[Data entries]
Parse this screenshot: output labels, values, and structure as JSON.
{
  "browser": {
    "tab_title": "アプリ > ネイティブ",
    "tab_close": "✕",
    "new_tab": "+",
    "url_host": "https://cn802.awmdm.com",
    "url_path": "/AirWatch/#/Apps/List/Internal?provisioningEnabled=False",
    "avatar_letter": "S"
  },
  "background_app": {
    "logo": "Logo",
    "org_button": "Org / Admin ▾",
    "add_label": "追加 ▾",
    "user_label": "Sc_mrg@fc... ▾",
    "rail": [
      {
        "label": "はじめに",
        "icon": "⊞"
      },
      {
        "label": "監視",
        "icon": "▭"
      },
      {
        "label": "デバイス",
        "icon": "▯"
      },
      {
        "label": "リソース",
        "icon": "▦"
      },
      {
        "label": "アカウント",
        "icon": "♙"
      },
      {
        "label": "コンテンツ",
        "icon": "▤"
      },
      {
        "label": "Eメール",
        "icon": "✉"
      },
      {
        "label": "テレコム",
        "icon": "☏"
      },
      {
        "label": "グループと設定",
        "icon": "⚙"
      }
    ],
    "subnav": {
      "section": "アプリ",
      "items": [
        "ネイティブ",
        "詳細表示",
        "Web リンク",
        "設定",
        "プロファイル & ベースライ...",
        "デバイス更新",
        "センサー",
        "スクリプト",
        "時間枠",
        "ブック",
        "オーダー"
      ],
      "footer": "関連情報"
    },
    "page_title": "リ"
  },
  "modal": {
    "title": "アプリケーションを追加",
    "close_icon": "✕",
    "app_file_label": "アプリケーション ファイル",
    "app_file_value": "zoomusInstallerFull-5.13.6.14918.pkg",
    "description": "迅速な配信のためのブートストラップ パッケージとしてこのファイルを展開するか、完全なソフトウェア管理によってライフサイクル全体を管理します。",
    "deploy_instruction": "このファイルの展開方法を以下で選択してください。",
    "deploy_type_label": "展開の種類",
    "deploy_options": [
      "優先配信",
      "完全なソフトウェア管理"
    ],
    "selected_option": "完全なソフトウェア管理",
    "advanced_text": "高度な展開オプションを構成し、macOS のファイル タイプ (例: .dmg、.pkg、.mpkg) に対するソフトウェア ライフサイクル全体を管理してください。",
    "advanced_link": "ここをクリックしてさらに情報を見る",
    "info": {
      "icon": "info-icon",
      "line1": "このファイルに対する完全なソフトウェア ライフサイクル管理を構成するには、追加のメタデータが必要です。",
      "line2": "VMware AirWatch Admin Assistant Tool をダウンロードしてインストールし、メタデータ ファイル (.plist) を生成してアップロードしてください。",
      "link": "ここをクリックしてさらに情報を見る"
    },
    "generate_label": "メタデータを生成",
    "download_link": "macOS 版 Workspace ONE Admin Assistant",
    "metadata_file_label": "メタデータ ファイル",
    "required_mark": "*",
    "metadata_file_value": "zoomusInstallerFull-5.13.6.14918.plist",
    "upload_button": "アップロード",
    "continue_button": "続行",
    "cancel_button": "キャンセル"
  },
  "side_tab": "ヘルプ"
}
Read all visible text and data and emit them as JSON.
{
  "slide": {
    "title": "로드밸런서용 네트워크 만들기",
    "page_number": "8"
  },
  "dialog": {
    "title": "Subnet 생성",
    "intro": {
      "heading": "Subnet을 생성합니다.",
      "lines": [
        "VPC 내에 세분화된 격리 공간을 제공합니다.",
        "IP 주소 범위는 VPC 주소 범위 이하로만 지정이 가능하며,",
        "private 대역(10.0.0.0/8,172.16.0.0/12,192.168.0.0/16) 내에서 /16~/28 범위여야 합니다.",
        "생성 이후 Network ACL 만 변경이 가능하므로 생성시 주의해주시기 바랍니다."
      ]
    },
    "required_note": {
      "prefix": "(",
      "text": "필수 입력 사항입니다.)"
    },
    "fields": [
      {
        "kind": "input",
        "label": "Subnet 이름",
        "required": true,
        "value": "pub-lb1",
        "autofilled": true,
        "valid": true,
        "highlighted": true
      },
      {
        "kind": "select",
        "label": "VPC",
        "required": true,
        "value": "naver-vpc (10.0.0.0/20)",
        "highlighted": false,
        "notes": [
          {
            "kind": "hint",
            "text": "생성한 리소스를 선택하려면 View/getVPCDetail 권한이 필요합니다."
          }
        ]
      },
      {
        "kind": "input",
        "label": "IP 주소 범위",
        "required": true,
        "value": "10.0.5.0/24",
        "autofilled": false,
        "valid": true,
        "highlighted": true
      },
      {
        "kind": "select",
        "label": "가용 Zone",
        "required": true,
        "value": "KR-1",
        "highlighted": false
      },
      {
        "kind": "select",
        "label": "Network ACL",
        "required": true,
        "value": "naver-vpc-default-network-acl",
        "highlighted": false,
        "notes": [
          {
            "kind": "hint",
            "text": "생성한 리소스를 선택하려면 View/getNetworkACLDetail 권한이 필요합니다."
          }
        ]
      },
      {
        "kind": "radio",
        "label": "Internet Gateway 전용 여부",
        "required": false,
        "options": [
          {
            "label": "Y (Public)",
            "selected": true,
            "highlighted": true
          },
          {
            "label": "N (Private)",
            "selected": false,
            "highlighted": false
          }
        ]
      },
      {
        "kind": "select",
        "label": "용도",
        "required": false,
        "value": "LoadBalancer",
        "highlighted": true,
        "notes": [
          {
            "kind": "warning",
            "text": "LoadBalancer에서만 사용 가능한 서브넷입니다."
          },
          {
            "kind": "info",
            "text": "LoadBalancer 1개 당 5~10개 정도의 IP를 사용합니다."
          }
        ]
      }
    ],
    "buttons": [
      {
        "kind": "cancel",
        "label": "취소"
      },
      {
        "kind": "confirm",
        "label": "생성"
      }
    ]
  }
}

### [Written instruction]
Copy out the lines in which the string "선택하려면" appears.

### [Written solution]
            "text": "생성한 리소스를 선택하려면 View/getVPCDetail 권한이 필요합니다."
            "text": "생성한 리소스를 선택하려면 View/getNetworkACLDetail 권한이 필요합니다."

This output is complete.